Written task> Copy, from the entries below, each line in which the string "text" appears.

== Material provided

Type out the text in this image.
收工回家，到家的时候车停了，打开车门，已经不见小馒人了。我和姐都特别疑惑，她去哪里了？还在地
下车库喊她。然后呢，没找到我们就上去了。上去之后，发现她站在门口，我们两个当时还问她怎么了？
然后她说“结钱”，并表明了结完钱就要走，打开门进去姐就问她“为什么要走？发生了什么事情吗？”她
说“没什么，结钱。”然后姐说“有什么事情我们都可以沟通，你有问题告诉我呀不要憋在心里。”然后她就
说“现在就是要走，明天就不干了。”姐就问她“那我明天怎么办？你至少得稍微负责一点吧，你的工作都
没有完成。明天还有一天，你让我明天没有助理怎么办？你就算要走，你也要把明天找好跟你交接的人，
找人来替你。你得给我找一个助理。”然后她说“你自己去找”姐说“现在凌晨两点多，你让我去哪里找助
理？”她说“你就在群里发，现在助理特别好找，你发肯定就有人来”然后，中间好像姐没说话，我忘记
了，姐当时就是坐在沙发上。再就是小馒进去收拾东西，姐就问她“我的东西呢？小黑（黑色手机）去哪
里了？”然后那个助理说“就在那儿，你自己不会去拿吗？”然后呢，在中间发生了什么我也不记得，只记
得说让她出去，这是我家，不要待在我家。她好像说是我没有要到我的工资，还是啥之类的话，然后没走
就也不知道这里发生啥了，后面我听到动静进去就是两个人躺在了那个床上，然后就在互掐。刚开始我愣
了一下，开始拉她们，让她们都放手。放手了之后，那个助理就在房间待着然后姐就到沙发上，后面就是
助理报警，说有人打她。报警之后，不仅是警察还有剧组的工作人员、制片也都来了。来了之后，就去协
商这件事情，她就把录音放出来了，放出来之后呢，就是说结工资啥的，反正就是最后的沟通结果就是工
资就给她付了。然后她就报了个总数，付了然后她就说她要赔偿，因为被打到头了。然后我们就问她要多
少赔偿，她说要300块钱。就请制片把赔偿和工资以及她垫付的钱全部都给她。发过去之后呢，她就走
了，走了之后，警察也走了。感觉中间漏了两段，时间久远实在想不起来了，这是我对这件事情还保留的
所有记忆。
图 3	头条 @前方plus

====
== Material provided

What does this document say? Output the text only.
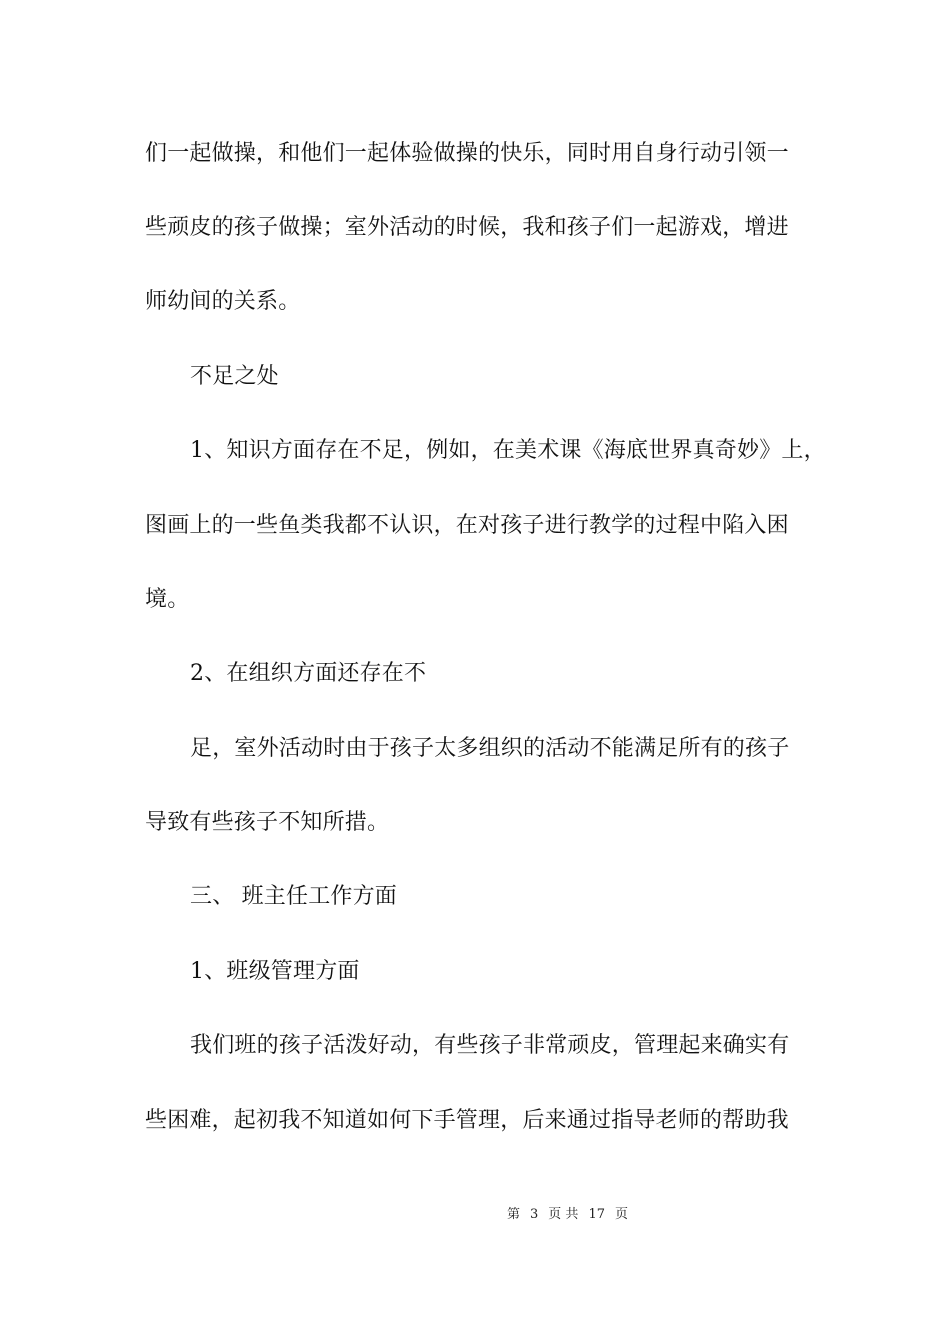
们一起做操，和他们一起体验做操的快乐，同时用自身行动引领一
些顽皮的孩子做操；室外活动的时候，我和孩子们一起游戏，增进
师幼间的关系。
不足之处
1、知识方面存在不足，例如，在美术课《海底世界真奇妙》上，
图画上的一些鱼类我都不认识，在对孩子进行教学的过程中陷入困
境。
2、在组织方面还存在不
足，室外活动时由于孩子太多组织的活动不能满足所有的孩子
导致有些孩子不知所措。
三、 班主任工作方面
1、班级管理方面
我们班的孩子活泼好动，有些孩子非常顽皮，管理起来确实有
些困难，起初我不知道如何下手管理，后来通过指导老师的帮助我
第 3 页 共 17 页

====

Answer to the exercise>
Type out the text in this image.
What does this document say? Output the text only.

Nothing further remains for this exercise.